Problem to solve: With the pictures left out, copy the listing below exactly.

Material shown:
** Begin **
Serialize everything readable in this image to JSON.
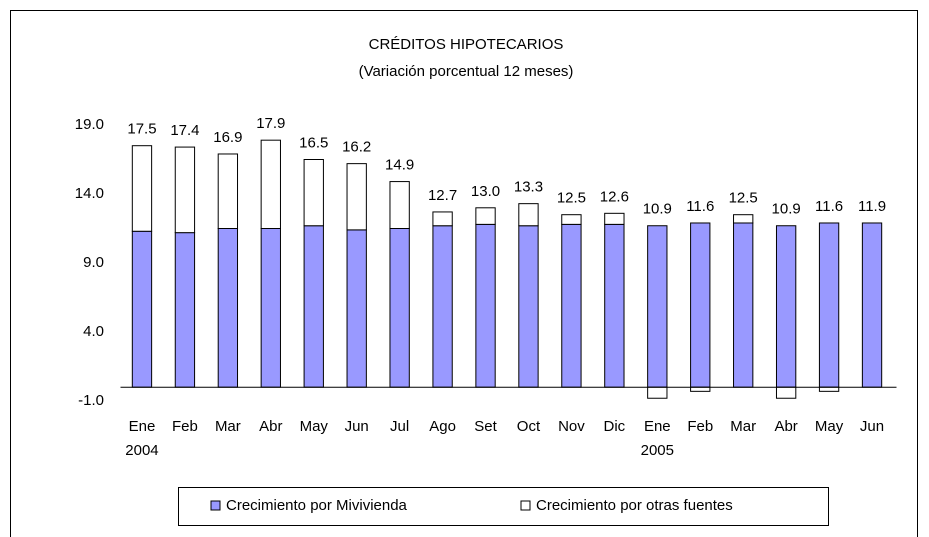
{
  "chart_data": {
    "type": "stacked_bar",
    "title": "CRÉDITOS HIPOTECARIOS",
    "subtitle": "(Variación porcentual 12 meses)",
    "categories": [
      "Ene",
      "Feb",
      "Mar",
      "Abr",
      "May",
      "Jun",
      "Jul",
      "Ago",
      "Set",
      "Oct",
      "Nov",
      "Dic",
      "Ene",
      "Feb",
      "Mar",
      "Abr",
      "May",
      "Jun"
    ],
    "x_sublabels": [
      "2004",
      null,
      null,
      null,
      null,
      null,
      null,
      null,
      null,
      null,
      null,
      null,
      "2005",
      null,
      null,
      null,
      null,
      null
    ],
    "series": [
      {
        "name": "Crecimiento por Mivivienda",
        "color": "#9999ff",
        "values": [
          11.3,
          11.2,
          11.5,
          11.5,
          11.7,
          11.4,
          11.5,
          11.7,
          11.8,
          11.7,
          11.8,
          11.8,
          11.7,
          11.9,
          11.9,
          11.7,
          11.9,
          11.9
        ]
      },
      {
        "name": "Crecimiento por otras fuentes",
        "color": "#ffffff",
        "values": [
          6.2,
          6.2,
          5.4,
          6.4,
          4.8,
          4.8,
          3.4,
          1.0,
          1.2,
          1.6,
          0.7,
          0.8,
          -0.8,
          -0.3,
          0.6,
          -0.8,
          -0.3,
          0.0
        ]
      }
    ],
    "totals": {
      "values": [
        17.5,
        17.4,
        16.9,
        17.9,
        16.5,
        16.2,
        14.9,
        12.7,
        13.0,
        13.3,
        12.5,
        12.6,
        10.9,
        11.6,
        12.5,
        10.9,
        11.6,
        11.9
      ],
      "value_labels": [
        "17.5",
        "17.4",
        "16.9",
        "17.9",
        "16.5",
        "16.2",
        "14.9",
        "12.7",
        "13.0",
        "13.3",
        "12.5",
        "12.6",
        "10.9",
        "11.6",
        "12.5",
        "10.9",
        "11.6",
        "11.9"
      ]
    },
    "ylim": [
      -1,
      19
    ],
    "yticks": [
      {
        "value": -1,
        "label": "-1.0"
      },
      {
        "value": 4,
        "label": "4.0"
      },
      {
        "value": 9,
        "label": "9.0"
      },
      {
        "value": 14,
        "label": "14.0"
      },
      {
        "value": 19,
        "label": "19.0"
      }
    ],
    "grid": false,
    "legend": "bottom"
  }
}
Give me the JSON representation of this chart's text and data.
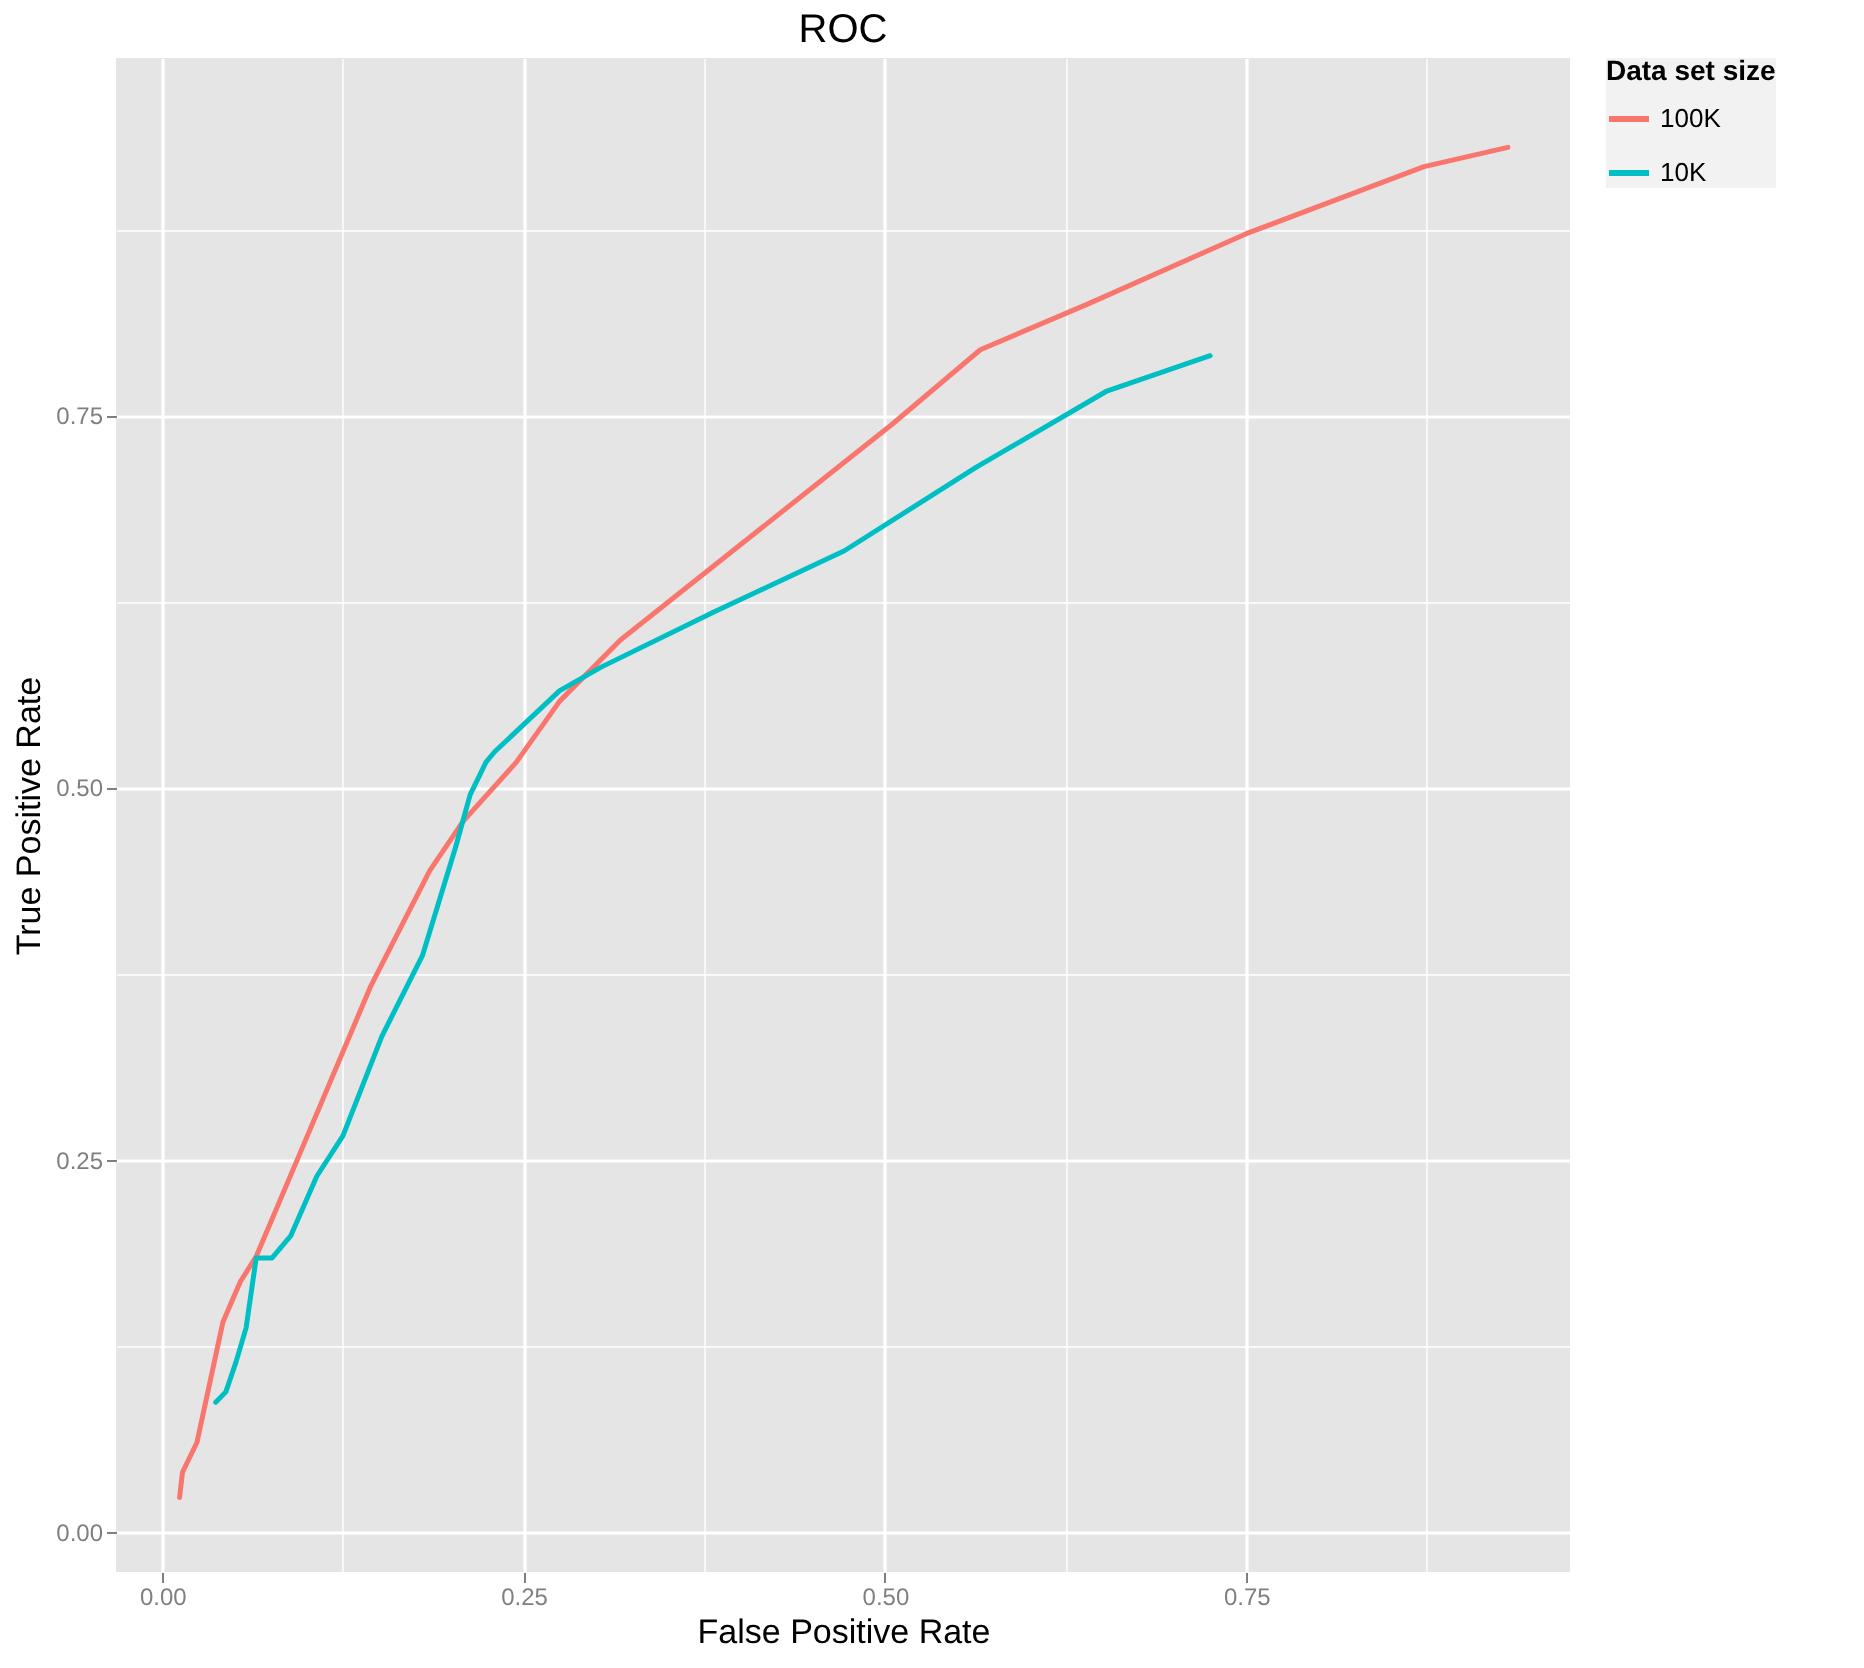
{
  "chart_data": {
    "type": "line",
    "title": "ROC",
    "xlabel": "False Positive Rate",
    "ylabel": "True Positive Rate",
    "legend_title": "Data set size",
    "legend": "right",
    "grid": true,
    "xlim": [
      -0.032,
      0.974
    ],
    "ylim": [
      -0.027,
      0.99
    ],
    "xticks": [
      {
        "value": 0,
        "label": "0.00"
      },
      {
        "value": 0.125,
        "label": null
      },
      {
        "value": 0.25,
        "label": "0.25"
      },
      {
        "value": 0.375,
        "label": null
      },
      {
        "value": 0.5,
        "label": "0.50"
      },
      {
        "value": 0.625,
        "label": null
      },
      {
        "value": 0.75,
        "label": "0.75"
      },
      {
        "value": 0.875,
        "label": null
      }
    ],
    "yticks": [
      {
        "value": 0,
        "label": "0.00"
      },
      {
        "value": 0.125,
        "label": null
      },
      {
        "value": 0.25,
        "label": "0.25"
      },
      {
        "value": 0.375,
        "label": null
      },
      {
        "value": 0.5,
        "label": "0.50"
      },
      {
        "value": 0.625,
        "label": null
      },
      {
        "value": 0.75,
        "label": "0.75"
      },
      {
        "value": 0.875,
        "label": null
      }
    ],
    "line_style": "solid",
    "series": [
      {
        "name": "100K",
        "color": "#f8766d",
        "x": [
          0.012,
          0.014,
          0.024,
          0.042,
          0.054,
          0.065,
          0.093,
          0.144,
          0.185,
          0.208,
          0.245,
          0.275,
          0.317,
          0.505,
          0.566,
          0.641,
          0.75,
          0.873,
          0.931
        ],
        "values": [
          0.023,
          0.04,
          0.06,
          0.141,
          0.168,
          0.185,
          0.249,
          0.366,
          0.444,
          0.477,
          0.517,
          0.558,
          0.599,
          0.744,
          0.794,
          0.825,
          0.872,
          0.917,
          0.93
        ]
      },
      {
        "name": "10K",
        "color": "#00bfc4",
        "x": [
          0.037,
          0.044,
          0.051,
          0.058,
          0.065,
          0.076,
          0.089,
          0.107,
          0.125,
          0.152,
          0.18,
          0.203,
          0.213,
          0.224,
          0.23,
          0.275,
          0.304,
          0.382,
          0.472,
          0.563,
          0.653,
          0.725
        ],
        "values": [
          0.087,
          0.094,
          0.114,
          0.137,
          0.184,
          0.184,
          0.199,
          0.239,
          0.266,
          0.333,
          0.387,
          0.46,
          0.495,
          0.517,
          0.524,
          0.565,
          0.581,
          0.618,
          0.659,
          0.715,
          0.766,
          0.79
        ]
      }
    ]
  }
}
** End **
Exercise solution:
Serialize everything readable in this image to JSON.
{
  "chart_data": {
    "type": "stacked_bar",
    "title": "CRÉDITOS HIPOTECARIOS",
    "subtitle": "(Variación porcentual 12 meses)",
    "categories": [
      "Ene",
      "Feb",
      "Mar",
      "Abr",
      "May",
      "Jun",
      "Jul",
      "Ago",
      "Set",
      "Oct",
      "Nov",
      "Dic",
      "Ene",
      "Feb",
      "Mar",
      "Abr",
      "May",
      "Jun"
    ],
    "x_sublabels": [
      "2004",
      null,
      null,
      null,
      null,
      null,
      null,
      null,
      null,
      null,
      null,
      null,
      "2005",
      null,
      null,
      null,
      null,
      null
    ],
    "series": [
      {
        "name": "Crecimiento por Mivivienda",
        "color": "#9999ff",
        "values": [
          11.3,
          11.2,
          11.5,
          11.5,
          11.7,
          11.4,
          11.5,
          11.7,
          11.8,
          11.7,
          11.8,
          11.8,
          11.7,
          11.9,
          11.9,
          11.7,
          11.9,
          11.9
        ]
      },
      {
        "name": "Crecimiento por otras fuentes",
        "color": "#ffffff",
        "values": [
          6.2,
          6.2,
          5.4,
          6.4,
          4.8,
          4.8,
          3.4,
          1.0,
          1.2,
          1.6,
          0.7,
          0.8,
          -0.8,
          -0.3,
          0.6,
          -0.8,
          -0.3,
          0.0
        ]
      }
    ],
    "totals": {
      "values": [
        17.5,
        17.4,
        16.9,
        17.9,
        16.5,
        16.2,
        14.9,
        12.7,
        13.0,
        13.3,
        12.5,
        12.6,
        10.9,
        11.6,
        12.5,
        10.9,
        11.6,
        11.9
      ],
      "value_labels": [
        "17.5",
        "17.4",
        "16.9",
        "17.9",
        "16.5",
        "16.2",
        "14.9",
        "12.7",
        "13.0",
        "13.3",
        "12.5",
        "12.6",
        "10.9",
        "11.6",
        "12.5",
        "10.9",
        "11.6",
        "11.9"
      ]
    },
    "ylim": [
      -1,
      19
    ],
    "yticks": [
      {
        "value": -1,
        "label": "-1.0"
      },
      {
        "value": 4,
        "label": "4.0"
      },
      {
        "value": 9,
        "label": "9.0"
      },
      {
        "value": 14,
        "label": "14.0"
      },
      {
        "value": 19,
        "label": "19.0"
      }
    ],
    "grid": false,
    "legend": "bottom"
  }
}
Give me the JSON representation of this chart's text and data.
{
  "chart_data": {
    "type": "line",
    "title": "ROC",
    "xlabel": "False Positive Rate",
    "ylabel": "True Positive Rate",
    "legend_title": "Data set size",
    "legend": "right",
    "grid": true,
    "xlim": [
      -0.032,
      0.974
    ],
    "ylim": [
      -0.027,
      0.99
    ],
    "xticks": [
      {
        "value": 0,
        "label": "0.00"
      },
      {
        "value": 0.125,
        "label": null
      },
      {
        "value": 0.25,
        "label": "0.25"
      },
      {
        "value": 0.375,
        "label": null
      },
      {
        "value": 0.5,
        "label": "0.50"
      },
      {
        "value": 0.625,
        "label": null
      },
      {
        "value": 0.75,
        "label": "0.75"
      },
      {
        "value": 0.875,
        "label": null
      }
    ],
    "yticks": [
      {
        "value": 0,
        "label": "0.00"
      },
      {
        "value": 0.125,
        "label": null
      },
      {
        "value": 0.25,
        "label": "0.25"
      },
      {
        "value": 0.375,
        "label": null
      },
      {
        "value": 0.5,
        "label": "0.50"
      },
      {
        "value": 0.625,
        "label": null
      },
      {
        "value": 0.75,
        "label": "0.75"
      },
      {
        "value": 0.875,
        "label": null
      }
    ],
    "line_style": "solid",
    "series": [
      {
        "name": "100K",
        "color": "#f8766d",
        "x": [
          0.012,
          0.014,
          0.024,
          0.042,
          0.054,
          0.065,
          0.093,
          0.144,
          0.185,
          0.208,
          0.245,
          0.275,
          0.317,
          0.505,
          0.566,
          0.641,
          0.75,
          0.873,
          0.931
        ],
        "values": [
          0.023,
          0.04,
          0.06,
          0.141,
          0.168,
          0.185,
          0.249,
          0.366,
          0.444,
          0.477,
          0.517,
          0.558,
          0.599,
          0.744,
          0.794,
          0.825,
          0.872,
          0.917,
          0.93
        ]
      },
      {
        "name": "10K",
        "color": "#00bfc4",
        "x": [
          0.037,
          0.044,
          0.051,
          0.058,
          0.065,
          0.076,
          0.089,
          0.107,
          0.125,
          0.152,
          0.18,
          0.203,
          0.213,
          0.224,
          0.23,
          0.275,
          0.304,
          0.382,
          0.472,
          0.563,
          0.653,
          0.725
        ],
        "values": [
          0.087,
          0.094,
          0.114,
          0.137,
          0.184,
          0.184,
          0.199,
          0.239,
          0.266,
          0.333,
          0.387,
          0.46,
          0.495,
          0.517,
          0.524,
          0.565,
          0.581,
          0.618,
          0.659,
          0.715,
          0.766,
          0.79
        ]
      }
    ]
  }
}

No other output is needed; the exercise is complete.